--- START ---

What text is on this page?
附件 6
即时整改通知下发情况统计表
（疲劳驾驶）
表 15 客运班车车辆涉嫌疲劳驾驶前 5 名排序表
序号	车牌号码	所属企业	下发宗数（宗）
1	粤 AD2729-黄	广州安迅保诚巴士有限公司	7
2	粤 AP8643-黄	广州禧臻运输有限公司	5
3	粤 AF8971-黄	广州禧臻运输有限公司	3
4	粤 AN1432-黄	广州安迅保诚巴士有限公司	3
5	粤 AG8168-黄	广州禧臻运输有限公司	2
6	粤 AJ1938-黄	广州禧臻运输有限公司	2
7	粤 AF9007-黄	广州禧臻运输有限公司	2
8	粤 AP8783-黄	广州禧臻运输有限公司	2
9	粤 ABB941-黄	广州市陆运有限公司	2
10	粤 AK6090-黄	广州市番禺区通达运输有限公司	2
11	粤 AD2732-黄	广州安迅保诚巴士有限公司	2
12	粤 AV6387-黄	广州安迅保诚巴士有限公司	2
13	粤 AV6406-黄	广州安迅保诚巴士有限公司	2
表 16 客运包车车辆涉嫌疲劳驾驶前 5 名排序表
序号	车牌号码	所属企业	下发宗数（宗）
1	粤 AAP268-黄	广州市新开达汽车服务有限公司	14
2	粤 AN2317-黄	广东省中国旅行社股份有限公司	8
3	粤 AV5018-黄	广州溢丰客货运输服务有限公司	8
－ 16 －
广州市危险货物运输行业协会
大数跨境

--- END ---
--- START ---

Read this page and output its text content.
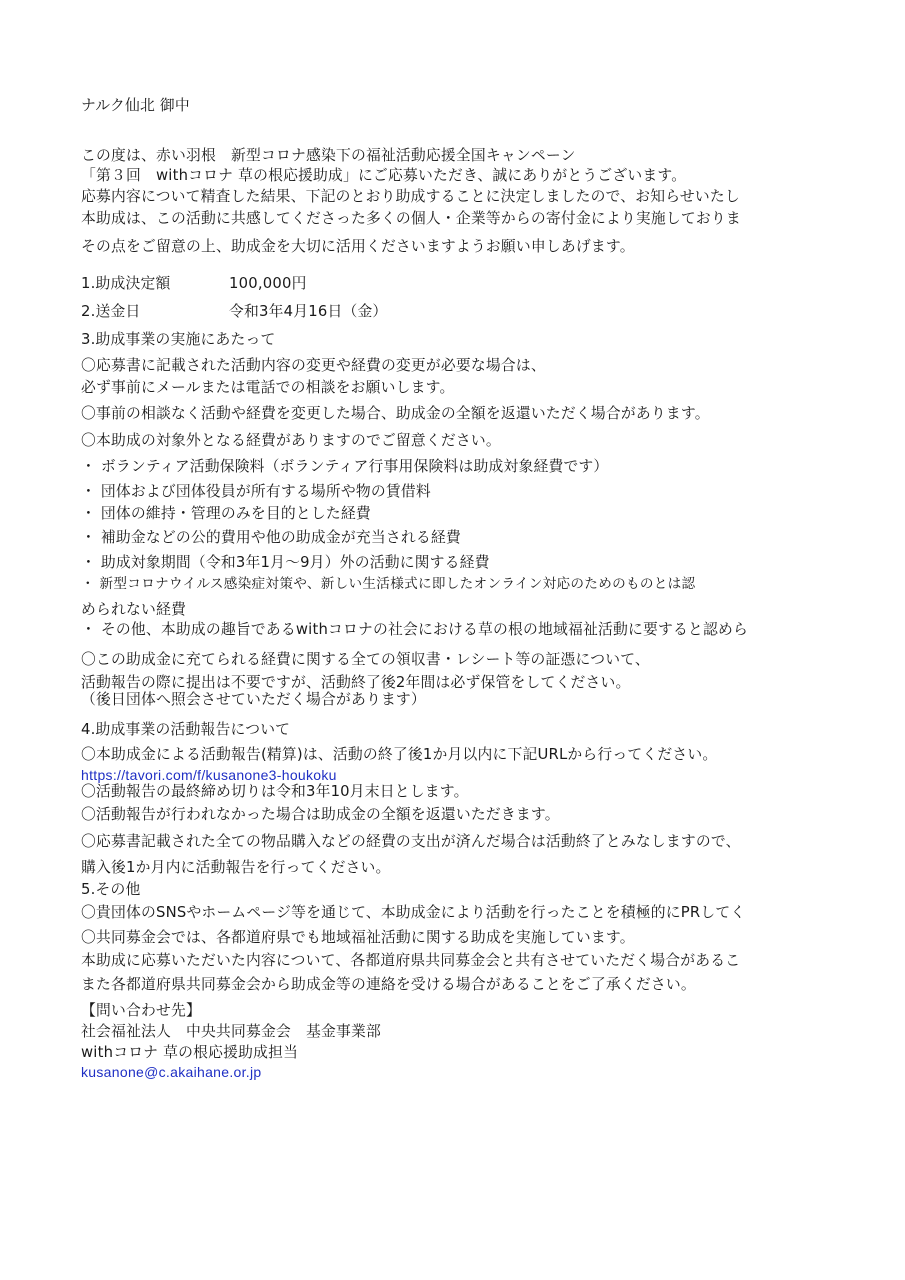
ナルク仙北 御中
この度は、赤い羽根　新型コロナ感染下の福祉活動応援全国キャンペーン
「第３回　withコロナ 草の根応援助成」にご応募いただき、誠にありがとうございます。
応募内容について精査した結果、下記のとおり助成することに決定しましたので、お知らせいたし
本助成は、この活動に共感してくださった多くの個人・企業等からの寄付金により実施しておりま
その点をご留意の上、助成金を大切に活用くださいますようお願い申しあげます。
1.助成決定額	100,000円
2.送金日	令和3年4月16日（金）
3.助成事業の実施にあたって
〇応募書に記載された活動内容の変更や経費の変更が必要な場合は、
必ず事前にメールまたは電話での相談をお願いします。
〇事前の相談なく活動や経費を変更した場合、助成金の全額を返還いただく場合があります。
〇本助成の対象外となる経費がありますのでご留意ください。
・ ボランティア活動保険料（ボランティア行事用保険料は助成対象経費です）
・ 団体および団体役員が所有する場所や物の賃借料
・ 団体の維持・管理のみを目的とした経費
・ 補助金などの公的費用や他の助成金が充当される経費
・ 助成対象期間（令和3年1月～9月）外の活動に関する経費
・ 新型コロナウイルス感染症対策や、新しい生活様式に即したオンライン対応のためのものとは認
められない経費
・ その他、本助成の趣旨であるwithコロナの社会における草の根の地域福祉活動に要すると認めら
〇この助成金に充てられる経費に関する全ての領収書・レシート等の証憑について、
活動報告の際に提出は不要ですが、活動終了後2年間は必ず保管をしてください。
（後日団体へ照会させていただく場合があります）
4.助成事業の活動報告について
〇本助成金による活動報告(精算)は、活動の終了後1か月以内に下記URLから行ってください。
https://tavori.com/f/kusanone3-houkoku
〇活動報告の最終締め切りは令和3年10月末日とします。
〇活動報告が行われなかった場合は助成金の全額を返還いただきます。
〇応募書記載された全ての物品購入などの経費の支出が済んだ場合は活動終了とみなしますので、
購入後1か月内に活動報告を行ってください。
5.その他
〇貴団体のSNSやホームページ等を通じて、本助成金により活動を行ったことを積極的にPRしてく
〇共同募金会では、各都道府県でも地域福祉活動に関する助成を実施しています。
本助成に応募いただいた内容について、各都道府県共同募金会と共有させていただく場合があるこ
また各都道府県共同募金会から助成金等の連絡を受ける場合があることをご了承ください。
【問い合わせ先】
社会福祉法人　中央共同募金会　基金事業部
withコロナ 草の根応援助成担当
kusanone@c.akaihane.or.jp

--- END ---

### Brief:
Gather up every line from the listing above in which the word "广州安迅保诚巴士有限公司" occurs.

### Problem solution:
1	粤 AD2729-黄	广州安迅保诚巴士有限公司	7
4	粤 AN1432-黄	广州安迅保诚巴士有限公司	3
11	粤 AD2732-黄	广州安迅保诚巴士有限公司	2
12	粤 AV6387-黄	广州安迅保诚巴士有限公司	2
13	粤 AV6406-黄	广州安迅保诚巴士有限公司	2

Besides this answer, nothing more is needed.